◆ The request
Output each line of the material exactly as it stands.

◆ Data
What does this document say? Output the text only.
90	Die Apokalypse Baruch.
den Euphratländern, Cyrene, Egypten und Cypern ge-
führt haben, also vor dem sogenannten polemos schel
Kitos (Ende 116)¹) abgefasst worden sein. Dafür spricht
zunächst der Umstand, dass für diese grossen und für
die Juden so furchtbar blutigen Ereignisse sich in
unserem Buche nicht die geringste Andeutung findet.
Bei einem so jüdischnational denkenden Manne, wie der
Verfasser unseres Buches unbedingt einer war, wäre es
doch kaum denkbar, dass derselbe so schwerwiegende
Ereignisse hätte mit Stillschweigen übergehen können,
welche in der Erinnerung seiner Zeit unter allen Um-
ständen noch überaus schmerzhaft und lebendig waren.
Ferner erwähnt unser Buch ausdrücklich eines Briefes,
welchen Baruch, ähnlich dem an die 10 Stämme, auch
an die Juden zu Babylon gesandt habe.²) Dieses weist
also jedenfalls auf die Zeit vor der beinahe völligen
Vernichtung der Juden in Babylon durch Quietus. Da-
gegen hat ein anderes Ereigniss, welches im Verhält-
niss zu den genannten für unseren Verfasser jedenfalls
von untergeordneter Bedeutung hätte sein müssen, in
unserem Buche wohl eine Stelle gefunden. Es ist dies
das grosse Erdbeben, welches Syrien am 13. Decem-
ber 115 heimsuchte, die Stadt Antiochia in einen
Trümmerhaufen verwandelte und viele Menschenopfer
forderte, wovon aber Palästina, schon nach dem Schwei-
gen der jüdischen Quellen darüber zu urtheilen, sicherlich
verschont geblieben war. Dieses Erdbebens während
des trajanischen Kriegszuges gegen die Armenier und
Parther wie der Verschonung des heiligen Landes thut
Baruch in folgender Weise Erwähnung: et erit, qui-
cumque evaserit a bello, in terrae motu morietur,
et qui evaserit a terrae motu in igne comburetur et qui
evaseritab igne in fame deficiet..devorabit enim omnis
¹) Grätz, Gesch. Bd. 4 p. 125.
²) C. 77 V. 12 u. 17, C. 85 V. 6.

◆ The completed task
What does this document say? Output the text only.
90	Die Apokalypse Baruch.
den Euphratländern, Cyrene, Egypten und Cypern ge-
führt haben, also vor dem sogenannten polemos schel
Kitos (Ende 116)¹) abgefasst worden sein. Dafür spricht
zunächst der Umstand, dass für diese grossen und für
die Juden so furchtbar blutigen Ereignisse sich in
unserem Buche nicht die geringste Andeutung findet.
Bei einem so jüdischnational denkenden Manne, wie der
Verfasser unseres Buches unbedingt einer war, wäre es
doch kaum denkbar, dass derselbe so schwerwiegende
Ereignisse hätte mit Stillschweigen übergehen können,
welche in der Erinnerung seiner Zeit unter allen Um-
ständen noch überaus schmerzhaft und lebendig waren.
Ferner erwähnt unser Buch ausdrücklich eines Briefes,
welchen Baruch, ähnlich dem an die 10 Stämme, auch
an die Juden zu Babylon gesandt habe.²) Dieses weist
also jedenfalls auf die Zeit vor der beinahe völligen
Vernichtung der Juden in Babylon durch Quietus. Da-
gegen hat ein anderes Ereigniss, welches im Verhält-
niss zu den genannten für unseren Verfasser jedenfalls
von untergeordneter Bedeutung hätte sein müssen, in
unserem Buche wohl eine Stelle gefunden. Es ist dies
das grosse Erdbeben, welches Syrien am 13. Decem-
ber 115 heimsuchte, die Stadt Antiochia in einen
Trümmerhaufen verwandelte und viele Menschenopfer
forderte, wovon aber Palästina, schon nach dem Schwei-
gen der jüdischen Quellen darüber zu urtheilen, sicherlich
verschont geblieben war. Dieses Erdbebens während
des trajanischen Kriegszuges gegen die Armenier und
Parther wie der Verschonung des heiligen Landes thut
Baruch in folgender Weise Erwähnung: et erit, qui-
cumque evaserit a bello, in terrae motu morietur,
et qui evaserit a terrae motu in igne comburetur et qui
evaseritab igne in fame deficiet..devorabit enim omnis
¹) Grätz, Gesch. Bd. 4 p. 125.
²) C. 77 V. 12 u. 17, C. 85 V. 6.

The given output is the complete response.